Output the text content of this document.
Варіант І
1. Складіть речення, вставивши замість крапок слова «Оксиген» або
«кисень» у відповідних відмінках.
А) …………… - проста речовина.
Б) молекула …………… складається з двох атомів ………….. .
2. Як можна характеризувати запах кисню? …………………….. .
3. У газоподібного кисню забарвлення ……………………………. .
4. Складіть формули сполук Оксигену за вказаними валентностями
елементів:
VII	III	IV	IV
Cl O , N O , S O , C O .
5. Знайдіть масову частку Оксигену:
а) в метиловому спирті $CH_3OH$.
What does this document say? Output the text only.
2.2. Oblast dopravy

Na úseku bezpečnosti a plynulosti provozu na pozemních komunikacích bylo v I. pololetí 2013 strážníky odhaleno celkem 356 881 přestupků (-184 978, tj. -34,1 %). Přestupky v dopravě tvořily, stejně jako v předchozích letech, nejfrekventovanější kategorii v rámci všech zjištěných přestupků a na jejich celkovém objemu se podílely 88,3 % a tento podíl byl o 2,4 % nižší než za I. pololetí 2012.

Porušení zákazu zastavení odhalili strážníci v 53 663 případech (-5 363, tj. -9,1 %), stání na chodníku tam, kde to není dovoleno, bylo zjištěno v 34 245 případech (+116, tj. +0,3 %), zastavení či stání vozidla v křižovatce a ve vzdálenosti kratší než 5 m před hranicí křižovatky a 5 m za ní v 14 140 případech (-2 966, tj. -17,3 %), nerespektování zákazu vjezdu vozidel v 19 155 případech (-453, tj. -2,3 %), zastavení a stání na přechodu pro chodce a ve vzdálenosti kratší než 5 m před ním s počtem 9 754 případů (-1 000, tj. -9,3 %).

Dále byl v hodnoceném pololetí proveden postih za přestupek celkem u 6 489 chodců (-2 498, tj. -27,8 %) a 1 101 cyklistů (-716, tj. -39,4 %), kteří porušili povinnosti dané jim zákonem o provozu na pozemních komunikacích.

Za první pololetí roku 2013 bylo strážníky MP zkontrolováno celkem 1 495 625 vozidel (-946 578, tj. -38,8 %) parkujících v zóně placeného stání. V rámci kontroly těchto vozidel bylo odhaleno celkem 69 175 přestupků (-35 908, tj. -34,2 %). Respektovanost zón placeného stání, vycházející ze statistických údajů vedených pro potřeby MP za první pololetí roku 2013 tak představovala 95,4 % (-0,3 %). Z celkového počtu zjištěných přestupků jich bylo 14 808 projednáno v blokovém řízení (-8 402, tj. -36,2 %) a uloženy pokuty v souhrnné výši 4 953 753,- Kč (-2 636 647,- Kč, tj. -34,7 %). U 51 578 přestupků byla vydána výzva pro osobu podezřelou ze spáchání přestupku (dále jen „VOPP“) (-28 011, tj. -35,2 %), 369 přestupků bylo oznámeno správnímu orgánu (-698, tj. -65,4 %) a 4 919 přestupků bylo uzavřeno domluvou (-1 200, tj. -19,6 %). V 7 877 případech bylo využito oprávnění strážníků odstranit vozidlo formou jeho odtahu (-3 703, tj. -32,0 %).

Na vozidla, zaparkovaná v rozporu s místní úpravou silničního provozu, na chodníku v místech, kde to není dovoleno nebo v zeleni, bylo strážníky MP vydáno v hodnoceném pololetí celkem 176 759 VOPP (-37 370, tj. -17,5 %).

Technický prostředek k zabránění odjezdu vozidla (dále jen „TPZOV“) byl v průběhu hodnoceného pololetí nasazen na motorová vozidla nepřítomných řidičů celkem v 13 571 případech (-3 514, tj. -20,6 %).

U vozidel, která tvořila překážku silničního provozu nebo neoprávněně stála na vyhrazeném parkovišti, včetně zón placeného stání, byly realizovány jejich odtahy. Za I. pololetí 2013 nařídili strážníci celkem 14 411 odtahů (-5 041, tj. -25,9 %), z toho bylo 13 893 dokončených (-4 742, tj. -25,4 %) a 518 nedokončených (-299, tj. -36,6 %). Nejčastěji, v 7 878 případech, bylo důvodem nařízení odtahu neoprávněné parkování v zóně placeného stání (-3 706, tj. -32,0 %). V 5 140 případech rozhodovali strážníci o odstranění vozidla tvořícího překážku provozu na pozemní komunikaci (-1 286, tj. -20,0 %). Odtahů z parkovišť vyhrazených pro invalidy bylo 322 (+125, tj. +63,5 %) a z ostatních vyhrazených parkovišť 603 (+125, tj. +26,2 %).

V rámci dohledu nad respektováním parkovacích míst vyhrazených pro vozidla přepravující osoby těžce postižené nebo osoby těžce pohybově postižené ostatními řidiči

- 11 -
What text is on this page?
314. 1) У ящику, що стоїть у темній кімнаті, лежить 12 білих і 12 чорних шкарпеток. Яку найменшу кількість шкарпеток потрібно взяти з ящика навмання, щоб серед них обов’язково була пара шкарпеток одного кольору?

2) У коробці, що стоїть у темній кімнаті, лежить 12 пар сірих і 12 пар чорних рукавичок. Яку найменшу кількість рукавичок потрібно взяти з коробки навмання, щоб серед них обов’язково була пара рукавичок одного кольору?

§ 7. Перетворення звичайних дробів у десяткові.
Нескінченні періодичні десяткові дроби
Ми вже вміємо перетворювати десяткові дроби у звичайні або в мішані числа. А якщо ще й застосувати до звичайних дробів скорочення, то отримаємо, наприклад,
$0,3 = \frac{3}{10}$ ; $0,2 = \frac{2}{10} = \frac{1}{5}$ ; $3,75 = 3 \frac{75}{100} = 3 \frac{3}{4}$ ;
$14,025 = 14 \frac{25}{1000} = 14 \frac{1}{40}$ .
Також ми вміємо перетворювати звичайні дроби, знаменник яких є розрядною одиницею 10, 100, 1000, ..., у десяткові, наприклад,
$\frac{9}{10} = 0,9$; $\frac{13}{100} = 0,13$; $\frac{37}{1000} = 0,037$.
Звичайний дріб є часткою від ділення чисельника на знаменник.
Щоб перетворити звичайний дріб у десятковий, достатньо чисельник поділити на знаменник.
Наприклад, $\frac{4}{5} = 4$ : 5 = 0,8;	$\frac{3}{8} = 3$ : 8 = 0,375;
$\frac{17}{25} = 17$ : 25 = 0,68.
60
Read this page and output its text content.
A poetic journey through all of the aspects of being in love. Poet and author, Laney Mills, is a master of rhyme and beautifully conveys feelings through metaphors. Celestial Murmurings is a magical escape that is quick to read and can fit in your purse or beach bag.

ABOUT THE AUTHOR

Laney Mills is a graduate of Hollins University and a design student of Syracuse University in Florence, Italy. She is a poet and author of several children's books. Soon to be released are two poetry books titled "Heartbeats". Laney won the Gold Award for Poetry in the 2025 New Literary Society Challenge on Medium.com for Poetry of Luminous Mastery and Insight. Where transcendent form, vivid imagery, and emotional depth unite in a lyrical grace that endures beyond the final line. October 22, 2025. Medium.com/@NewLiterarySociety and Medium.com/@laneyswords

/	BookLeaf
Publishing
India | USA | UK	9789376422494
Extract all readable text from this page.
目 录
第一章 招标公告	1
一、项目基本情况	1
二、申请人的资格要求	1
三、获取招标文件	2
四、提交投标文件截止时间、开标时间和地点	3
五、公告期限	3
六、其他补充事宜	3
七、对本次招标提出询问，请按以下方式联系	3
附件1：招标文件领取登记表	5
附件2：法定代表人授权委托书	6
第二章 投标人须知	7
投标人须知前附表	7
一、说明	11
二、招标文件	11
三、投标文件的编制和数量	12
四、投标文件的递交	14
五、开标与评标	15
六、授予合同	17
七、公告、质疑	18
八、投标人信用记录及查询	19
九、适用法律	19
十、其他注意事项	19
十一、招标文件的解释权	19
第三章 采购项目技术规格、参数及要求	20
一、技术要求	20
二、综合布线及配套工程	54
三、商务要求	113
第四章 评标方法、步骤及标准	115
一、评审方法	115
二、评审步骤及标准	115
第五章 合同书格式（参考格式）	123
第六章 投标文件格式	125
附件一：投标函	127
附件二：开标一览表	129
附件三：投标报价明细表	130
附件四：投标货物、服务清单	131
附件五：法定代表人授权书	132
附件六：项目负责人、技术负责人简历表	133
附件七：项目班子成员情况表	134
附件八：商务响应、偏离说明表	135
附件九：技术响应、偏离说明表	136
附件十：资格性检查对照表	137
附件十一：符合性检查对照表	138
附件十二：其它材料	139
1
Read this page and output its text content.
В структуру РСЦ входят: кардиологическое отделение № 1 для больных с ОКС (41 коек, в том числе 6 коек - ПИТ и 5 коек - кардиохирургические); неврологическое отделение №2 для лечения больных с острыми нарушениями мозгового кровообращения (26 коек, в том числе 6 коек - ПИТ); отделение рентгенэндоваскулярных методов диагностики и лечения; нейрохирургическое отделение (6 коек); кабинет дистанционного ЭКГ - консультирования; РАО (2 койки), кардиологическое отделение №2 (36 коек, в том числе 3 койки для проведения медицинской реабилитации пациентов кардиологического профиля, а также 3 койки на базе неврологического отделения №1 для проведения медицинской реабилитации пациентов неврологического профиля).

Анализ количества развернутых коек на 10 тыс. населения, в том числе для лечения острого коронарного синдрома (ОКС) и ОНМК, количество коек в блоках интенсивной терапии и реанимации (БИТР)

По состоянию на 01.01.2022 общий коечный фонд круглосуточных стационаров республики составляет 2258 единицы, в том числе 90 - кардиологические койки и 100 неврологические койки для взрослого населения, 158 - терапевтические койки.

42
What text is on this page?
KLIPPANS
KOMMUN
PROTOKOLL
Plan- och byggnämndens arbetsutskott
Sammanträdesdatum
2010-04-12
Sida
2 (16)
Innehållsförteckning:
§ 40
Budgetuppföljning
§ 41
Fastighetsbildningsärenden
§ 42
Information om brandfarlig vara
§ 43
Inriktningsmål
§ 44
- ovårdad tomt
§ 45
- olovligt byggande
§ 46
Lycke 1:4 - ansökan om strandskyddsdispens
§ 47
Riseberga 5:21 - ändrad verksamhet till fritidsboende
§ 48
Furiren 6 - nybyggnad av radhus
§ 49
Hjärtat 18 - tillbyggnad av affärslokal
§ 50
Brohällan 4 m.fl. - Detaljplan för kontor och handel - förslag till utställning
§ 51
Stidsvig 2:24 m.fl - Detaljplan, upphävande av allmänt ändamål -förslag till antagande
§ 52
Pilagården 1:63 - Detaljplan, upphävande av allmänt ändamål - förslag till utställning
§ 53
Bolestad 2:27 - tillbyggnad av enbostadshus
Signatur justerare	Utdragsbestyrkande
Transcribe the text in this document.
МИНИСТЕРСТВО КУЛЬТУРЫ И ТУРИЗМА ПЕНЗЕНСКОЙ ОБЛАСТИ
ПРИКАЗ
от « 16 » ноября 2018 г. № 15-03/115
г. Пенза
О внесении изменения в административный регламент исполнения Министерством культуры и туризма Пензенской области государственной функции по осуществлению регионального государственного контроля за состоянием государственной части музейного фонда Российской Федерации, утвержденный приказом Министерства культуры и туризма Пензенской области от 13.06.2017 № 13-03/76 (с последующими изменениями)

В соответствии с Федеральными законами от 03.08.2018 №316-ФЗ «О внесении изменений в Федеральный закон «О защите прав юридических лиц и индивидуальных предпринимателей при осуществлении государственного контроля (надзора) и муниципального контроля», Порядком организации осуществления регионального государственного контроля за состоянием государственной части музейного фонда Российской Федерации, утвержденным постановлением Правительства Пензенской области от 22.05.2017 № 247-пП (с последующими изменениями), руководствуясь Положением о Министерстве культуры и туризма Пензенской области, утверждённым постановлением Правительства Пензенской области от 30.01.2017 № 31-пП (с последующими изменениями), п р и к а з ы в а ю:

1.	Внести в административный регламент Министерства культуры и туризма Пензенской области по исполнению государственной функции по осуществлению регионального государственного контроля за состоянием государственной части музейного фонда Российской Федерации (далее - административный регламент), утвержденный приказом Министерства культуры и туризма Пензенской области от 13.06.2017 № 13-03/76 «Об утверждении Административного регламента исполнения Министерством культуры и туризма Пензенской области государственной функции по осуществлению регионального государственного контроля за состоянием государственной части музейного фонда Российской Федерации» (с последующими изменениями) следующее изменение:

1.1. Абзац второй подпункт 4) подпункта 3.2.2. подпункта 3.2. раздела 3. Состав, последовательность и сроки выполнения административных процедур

★ ★ ★ ★

*The request:* Pick out and copy every line that contains the word "кількість".

*Written answer:*
314. 1) У ящику, що стоїть у темній кімнаті, лежить 12 білих і 12 чорних шкарпеток. Яку найменшу кількість шкарпеток потрібно взяти з ящика навмання, щоб серед них обов’язково була пара шкарпеток одного кольору?
2) У коробці, що стоїть у темній кімнаті, лежить 12 пар сірих і 12 пар чорних рукавичок. Яку найменшу кількість рукавичок потрібно взяти з коробки навмання, щоб серед них обов’язково була пара рукавичок одного кольору?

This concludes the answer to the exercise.